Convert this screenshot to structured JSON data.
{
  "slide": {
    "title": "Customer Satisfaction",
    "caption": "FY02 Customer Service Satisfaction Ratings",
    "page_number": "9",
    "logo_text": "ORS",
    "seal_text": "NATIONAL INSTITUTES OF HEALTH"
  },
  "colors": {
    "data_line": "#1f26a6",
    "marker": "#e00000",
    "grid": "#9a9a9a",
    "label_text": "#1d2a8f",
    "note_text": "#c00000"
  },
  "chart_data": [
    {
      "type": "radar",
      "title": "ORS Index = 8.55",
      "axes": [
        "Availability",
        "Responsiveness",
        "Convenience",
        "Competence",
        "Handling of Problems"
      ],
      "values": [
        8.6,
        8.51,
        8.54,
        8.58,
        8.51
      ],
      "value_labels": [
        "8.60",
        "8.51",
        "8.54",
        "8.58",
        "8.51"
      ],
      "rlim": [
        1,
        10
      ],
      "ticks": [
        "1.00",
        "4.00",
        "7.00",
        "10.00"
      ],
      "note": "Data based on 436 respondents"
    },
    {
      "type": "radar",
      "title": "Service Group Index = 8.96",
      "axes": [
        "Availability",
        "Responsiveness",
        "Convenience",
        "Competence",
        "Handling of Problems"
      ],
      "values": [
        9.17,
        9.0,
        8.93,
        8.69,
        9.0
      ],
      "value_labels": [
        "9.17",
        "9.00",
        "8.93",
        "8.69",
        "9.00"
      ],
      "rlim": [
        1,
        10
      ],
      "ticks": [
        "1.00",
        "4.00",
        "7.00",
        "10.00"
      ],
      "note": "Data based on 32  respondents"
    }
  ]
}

=-=-=-=-=

§ **Requirements**
The records above are to be repeated exactly, in their entirety.

§ **Finished task**
Convert this screenshot to structured JSON data.
{
  "slide": {
    "title": "Customer Satisfaction",
    "caption": "FY02 Customer Service Satisfaction Ratings",
    "page_number": "9",
    "logo_text": "ORS",
    "seal_text": "NATIONAL INSTITUTES OF HEALTH"
  },
  "colors": {
    "data_line": "#1f26a6",
    "marker": "#e00000",
    "grid": "#9a9a9a",
    "label_text": "#1d2a8f",
    "note_text": "#c00000"
  },
  "chart_data": [
    {
      "type": "radar",
      "title": "ORS Index = 8.55",
      "axes": [
        "Availability",
        "Responsiveness",
        "Convenience",
        "Competence",
        "Handling of Problems"
      ],
      "values": [
        8.6,
        8.51,
        8.54,
        8.58,
        8.51
      ],
      "value_labels": [
        "8.60",
        "8.51",
        "8.54",
        "8.58",
        "8.51"
      ],
      "rlim": [
        1,
        10
      ],
      "ticks": [
        "1.00",
        "4.00",
        "7.00",
        "10.00"
      ],
      "note": "Data based on 436 respondents"
    },
    {
      "type": "radar",
      "title": "Service Group Index = 8.96",
      "axes": [
        "Availability",
        "Responsiveness",
        "Convenience",
        "Competence",
        "Handling of Problems"
      ],
      "values": [
        9.17,
        9.0,
        8.93,
        8.69,
        9.0
      ],
      "value_labels": [
        "9.17",
        "9.00",
        "8.93",
        "8.69",
        "9.00"
      ],
      "rlim": [
        1,
        10
      ],
      "ticks": [
        "1.00",
        "4.00",
        "7.00",
        "10.00"
      ],
      "note": "Data based on 32  respondents"
    }
  ]
}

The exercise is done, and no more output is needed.